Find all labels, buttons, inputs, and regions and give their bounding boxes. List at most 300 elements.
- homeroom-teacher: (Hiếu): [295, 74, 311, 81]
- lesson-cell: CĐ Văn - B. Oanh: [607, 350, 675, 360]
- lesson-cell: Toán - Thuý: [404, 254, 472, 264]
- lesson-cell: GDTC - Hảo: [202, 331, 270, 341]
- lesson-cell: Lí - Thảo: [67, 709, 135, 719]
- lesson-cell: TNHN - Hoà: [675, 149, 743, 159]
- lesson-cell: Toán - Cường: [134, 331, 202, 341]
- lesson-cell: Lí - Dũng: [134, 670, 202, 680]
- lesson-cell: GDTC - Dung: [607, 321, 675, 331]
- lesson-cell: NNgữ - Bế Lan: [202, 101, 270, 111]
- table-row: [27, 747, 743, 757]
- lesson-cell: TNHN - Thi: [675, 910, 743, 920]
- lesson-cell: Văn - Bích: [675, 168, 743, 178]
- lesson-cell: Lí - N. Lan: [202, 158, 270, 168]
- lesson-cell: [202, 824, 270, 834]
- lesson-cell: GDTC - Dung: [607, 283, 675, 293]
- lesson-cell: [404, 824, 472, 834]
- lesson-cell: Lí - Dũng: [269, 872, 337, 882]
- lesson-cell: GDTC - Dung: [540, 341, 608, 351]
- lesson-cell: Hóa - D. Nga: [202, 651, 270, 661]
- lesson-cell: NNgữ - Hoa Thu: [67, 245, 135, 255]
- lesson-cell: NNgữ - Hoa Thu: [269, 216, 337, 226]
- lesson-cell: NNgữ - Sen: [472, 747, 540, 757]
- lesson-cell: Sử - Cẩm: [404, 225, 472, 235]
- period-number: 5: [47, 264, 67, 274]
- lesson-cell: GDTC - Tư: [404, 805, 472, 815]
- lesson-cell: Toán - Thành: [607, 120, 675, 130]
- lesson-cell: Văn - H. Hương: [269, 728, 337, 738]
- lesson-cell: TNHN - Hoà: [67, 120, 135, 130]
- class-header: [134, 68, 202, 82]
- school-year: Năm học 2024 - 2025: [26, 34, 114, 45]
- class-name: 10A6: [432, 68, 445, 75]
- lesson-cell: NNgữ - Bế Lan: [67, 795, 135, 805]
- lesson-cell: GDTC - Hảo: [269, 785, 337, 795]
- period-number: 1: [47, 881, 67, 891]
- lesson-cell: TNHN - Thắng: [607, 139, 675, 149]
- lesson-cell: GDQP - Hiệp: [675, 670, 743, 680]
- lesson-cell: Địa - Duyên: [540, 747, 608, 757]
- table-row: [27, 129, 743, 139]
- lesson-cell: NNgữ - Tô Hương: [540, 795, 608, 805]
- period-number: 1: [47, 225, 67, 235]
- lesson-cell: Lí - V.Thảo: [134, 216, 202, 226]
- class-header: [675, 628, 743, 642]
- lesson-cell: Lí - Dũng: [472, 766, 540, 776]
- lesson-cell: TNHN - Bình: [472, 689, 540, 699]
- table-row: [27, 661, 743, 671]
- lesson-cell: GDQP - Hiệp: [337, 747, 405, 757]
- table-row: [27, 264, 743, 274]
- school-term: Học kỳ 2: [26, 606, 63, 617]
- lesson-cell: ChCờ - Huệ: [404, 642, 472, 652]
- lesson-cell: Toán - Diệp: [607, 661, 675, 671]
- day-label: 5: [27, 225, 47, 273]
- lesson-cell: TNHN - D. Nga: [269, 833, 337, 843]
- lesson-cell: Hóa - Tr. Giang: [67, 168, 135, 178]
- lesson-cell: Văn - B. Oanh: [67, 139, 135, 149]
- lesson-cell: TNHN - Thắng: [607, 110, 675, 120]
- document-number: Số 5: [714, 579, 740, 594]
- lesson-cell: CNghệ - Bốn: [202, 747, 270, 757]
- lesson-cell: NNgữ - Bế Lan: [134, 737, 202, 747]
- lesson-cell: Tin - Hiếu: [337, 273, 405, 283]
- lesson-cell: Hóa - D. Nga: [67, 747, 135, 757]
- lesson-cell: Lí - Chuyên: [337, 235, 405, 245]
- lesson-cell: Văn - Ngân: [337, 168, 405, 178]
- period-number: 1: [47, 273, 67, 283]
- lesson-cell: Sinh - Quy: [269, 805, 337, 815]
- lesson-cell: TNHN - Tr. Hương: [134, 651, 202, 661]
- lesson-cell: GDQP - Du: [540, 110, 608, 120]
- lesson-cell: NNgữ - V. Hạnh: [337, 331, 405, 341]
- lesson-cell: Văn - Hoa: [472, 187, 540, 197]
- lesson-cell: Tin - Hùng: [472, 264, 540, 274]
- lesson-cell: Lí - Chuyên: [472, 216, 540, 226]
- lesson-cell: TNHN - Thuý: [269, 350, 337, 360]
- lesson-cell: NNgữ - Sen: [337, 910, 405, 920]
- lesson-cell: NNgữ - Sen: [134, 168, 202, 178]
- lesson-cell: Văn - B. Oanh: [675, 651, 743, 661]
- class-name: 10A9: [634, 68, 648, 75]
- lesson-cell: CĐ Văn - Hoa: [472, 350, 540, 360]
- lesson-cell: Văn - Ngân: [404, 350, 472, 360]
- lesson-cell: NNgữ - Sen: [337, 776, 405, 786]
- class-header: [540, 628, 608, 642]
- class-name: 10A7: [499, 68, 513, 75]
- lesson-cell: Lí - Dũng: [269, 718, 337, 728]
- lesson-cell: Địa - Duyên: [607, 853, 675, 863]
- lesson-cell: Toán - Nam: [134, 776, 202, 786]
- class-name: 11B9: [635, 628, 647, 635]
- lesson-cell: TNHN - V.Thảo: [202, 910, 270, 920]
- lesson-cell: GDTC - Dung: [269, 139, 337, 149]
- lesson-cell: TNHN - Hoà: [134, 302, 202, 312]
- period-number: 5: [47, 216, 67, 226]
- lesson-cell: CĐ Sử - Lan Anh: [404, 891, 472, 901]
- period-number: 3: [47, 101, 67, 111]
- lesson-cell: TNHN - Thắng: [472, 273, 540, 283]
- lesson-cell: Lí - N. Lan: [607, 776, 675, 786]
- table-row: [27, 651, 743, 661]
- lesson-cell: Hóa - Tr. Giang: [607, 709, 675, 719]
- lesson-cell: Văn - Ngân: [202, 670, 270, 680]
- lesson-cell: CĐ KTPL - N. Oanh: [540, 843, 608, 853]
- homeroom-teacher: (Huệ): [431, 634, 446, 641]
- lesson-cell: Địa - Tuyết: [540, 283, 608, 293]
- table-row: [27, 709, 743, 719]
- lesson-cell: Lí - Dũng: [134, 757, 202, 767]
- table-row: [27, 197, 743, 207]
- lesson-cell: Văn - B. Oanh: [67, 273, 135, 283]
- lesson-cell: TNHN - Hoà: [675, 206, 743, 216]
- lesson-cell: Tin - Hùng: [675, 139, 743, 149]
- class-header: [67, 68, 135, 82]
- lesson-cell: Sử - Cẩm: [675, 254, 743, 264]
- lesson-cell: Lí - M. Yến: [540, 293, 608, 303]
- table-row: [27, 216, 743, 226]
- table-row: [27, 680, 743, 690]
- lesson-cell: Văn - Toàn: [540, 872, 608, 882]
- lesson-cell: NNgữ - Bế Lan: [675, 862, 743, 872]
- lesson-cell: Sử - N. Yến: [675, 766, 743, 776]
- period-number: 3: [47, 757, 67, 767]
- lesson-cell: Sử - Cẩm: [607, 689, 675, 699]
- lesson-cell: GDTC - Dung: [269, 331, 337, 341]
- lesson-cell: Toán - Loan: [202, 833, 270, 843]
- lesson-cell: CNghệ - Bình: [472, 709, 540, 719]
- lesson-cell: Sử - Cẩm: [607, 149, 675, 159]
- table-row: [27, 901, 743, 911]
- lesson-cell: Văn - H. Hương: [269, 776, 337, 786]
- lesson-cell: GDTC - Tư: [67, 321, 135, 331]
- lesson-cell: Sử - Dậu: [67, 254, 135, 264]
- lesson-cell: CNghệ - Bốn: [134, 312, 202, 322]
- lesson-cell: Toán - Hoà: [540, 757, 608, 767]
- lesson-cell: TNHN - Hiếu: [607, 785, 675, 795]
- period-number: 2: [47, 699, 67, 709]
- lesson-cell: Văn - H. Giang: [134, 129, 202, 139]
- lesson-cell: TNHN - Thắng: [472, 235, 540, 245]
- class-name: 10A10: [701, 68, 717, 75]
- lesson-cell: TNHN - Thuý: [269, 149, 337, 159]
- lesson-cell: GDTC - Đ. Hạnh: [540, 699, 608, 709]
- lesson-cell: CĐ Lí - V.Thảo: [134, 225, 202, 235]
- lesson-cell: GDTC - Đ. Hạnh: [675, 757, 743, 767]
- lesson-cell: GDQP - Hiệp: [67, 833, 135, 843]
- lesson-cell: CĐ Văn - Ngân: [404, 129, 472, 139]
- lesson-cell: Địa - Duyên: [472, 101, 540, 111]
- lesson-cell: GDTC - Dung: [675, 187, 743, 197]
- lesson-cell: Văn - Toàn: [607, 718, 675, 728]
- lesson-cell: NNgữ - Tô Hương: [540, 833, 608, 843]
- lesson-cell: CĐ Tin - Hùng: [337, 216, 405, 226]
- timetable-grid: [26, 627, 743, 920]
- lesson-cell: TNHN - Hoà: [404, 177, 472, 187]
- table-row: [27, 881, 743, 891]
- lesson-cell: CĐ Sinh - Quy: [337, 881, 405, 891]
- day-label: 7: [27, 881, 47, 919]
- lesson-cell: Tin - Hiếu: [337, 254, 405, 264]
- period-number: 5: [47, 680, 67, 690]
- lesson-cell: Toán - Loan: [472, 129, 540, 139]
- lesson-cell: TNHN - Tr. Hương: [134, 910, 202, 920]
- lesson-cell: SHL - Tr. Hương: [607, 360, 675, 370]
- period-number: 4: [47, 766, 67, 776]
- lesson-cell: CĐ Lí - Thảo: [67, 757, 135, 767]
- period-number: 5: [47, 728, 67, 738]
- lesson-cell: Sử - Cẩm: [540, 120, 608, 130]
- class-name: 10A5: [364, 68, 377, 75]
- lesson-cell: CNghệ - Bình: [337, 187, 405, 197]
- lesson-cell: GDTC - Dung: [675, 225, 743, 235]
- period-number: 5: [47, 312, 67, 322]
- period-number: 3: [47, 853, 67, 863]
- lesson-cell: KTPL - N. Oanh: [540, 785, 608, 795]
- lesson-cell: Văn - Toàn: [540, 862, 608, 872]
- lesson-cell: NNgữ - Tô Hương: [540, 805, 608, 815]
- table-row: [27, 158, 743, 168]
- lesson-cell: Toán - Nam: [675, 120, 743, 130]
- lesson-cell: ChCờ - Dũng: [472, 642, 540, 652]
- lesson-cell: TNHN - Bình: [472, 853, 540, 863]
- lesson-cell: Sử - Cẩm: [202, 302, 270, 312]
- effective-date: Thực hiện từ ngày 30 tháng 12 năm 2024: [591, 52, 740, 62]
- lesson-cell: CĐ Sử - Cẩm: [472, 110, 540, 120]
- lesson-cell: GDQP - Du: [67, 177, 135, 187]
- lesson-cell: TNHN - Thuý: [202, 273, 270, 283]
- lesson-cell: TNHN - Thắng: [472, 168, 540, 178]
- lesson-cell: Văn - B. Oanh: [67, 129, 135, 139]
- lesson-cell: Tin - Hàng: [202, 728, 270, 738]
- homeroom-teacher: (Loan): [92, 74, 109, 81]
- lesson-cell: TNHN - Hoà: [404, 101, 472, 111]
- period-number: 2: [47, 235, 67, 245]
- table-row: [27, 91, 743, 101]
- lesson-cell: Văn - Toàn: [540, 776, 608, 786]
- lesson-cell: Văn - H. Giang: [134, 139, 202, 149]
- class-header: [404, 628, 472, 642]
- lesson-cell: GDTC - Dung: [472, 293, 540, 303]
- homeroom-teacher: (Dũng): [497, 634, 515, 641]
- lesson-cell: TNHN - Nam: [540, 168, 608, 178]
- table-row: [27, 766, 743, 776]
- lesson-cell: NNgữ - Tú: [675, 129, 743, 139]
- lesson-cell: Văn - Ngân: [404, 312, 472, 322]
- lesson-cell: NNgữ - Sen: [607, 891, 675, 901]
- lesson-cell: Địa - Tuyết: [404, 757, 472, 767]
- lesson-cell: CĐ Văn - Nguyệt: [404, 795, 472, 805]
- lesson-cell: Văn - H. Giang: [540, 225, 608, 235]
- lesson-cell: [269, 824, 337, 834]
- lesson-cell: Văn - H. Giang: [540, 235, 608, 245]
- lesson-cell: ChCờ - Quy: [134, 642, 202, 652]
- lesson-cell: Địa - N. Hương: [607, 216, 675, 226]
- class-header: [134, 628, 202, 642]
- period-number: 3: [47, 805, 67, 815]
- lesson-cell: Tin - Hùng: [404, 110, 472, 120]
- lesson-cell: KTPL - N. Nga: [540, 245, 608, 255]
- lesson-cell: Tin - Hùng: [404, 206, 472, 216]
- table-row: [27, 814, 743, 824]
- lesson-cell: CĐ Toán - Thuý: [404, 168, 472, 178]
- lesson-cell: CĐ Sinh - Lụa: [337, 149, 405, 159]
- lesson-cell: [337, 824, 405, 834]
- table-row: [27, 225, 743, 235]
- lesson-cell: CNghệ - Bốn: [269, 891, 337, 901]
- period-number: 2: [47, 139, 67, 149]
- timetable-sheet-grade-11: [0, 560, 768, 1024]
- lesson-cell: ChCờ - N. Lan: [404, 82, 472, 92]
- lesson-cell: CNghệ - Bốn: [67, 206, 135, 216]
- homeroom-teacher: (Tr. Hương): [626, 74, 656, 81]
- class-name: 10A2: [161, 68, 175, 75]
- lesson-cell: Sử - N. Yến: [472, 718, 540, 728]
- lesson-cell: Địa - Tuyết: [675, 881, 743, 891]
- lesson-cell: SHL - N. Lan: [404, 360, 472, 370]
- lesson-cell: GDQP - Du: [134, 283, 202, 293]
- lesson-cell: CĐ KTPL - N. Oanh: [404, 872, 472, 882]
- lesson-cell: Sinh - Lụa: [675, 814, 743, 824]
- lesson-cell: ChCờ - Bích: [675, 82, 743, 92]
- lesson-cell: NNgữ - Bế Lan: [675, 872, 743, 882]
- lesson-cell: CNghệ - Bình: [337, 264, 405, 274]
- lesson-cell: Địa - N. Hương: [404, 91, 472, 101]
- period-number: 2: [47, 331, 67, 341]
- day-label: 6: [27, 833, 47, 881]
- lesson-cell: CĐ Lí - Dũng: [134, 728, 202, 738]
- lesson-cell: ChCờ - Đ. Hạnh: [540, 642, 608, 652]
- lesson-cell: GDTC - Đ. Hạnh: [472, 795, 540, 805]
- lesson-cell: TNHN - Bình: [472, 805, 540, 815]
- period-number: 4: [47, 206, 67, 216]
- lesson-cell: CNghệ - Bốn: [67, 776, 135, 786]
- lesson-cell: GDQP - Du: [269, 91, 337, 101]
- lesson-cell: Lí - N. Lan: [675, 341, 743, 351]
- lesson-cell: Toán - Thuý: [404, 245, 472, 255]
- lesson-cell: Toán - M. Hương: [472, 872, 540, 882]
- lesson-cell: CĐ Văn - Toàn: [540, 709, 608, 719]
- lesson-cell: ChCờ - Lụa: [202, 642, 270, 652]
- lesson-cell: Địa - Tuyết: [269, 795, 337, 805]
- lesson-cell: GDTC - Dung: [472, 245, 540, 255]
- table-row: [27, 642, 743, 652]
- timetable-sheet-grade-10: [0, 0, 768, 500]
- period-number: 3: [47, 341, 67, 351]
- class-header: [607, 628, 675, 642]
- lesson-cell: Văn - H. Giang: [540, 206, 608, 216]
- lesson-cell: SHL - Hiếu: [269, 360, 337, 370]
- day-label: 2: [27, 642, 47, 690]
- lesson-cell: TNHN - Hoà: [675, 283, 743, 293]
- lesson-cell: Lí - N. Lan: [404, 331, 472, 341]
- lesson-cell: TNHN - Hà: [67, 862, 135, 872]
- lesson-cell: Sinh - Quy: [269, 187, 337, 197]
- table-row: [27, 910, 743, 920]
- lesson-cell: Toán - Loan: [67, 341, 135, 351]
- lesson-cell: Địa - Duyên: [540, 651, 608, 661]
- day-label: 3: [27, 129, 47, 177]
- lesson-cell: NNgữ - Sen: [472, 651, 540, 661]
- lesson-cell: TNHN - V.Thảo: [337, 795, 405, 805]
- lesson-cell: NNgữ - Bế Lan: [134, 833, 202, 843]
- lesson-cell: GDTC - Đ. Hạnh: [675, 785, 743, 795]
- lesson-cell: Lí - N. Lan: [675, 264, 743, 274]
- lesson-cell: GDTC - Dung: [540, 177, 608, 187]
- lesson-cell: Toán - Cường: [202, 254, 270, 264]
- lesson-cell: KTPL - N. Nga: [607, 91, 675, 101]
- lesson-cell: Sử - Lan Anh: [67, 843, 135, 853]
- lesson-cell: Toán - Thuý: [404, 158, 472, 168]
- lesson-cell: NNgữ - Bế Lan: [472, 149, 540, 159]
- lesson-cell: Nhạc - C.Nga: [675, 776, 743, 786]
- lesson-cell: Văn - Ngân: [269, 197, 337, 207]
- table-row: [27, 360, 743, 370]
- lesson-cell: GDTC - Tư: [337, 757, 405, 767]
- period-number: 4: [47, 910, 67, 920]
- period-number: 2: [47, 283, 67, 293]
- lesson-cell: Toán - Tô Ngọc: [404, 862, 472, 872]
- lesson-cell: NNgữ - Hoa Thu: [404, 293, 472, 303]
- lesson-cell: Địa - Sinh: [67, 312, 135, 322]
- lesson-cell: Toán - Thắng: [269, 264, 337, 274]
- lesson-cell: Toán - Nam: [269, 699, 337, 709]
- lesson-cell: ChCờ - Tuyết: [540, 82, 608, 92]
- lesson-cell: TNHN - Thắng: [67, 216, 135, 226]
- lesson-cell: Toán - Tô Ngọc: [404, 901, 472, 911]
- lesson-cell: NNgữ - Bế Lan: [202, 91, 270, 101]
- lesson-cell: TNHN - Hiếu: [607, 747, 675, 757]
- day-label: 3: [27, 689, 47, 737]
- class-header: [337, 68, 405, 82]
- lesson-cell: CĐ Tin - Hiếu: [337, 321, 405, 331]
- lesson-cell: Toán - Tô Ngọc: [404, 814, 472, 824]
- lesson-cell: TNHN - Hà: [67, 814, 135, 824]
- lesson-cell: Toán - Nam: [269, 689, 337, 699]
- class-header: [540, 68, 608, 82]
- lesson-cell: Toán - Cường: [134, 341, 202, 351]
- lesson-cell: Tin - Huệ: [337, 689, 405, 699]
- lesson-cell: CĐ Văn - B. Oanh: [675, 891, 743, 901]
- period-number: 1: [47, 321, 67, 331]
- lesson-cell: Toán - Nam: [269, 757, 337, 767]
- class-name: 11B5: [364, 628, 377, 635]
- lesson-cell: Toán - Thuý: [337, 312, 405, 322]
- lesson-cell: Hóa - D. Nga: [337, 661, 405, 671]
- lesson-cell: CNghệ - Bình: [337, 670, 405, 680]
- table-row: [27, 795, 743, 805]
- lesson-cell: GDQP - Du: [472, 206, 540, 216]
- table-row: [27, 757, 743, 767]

Directions for this task – Pick out every line of the data above that contains the string "Tuyết", and copy each one. Case counts.

Task output –
- lesson-cell: Địa - Tuyết: [540, 283, 608, 293]
- lesson-cell: Địa - Tuyết: [404, 757, 472, 767]
- lesson-cell: Địa - Tuyết: [675, 881, 743, 891]
- lesson-cell: Địa - Tuyết: [269, 795, 337, 805]
- lesson-cell: ChCờ - Tuyết: [540, 82, 608, 92]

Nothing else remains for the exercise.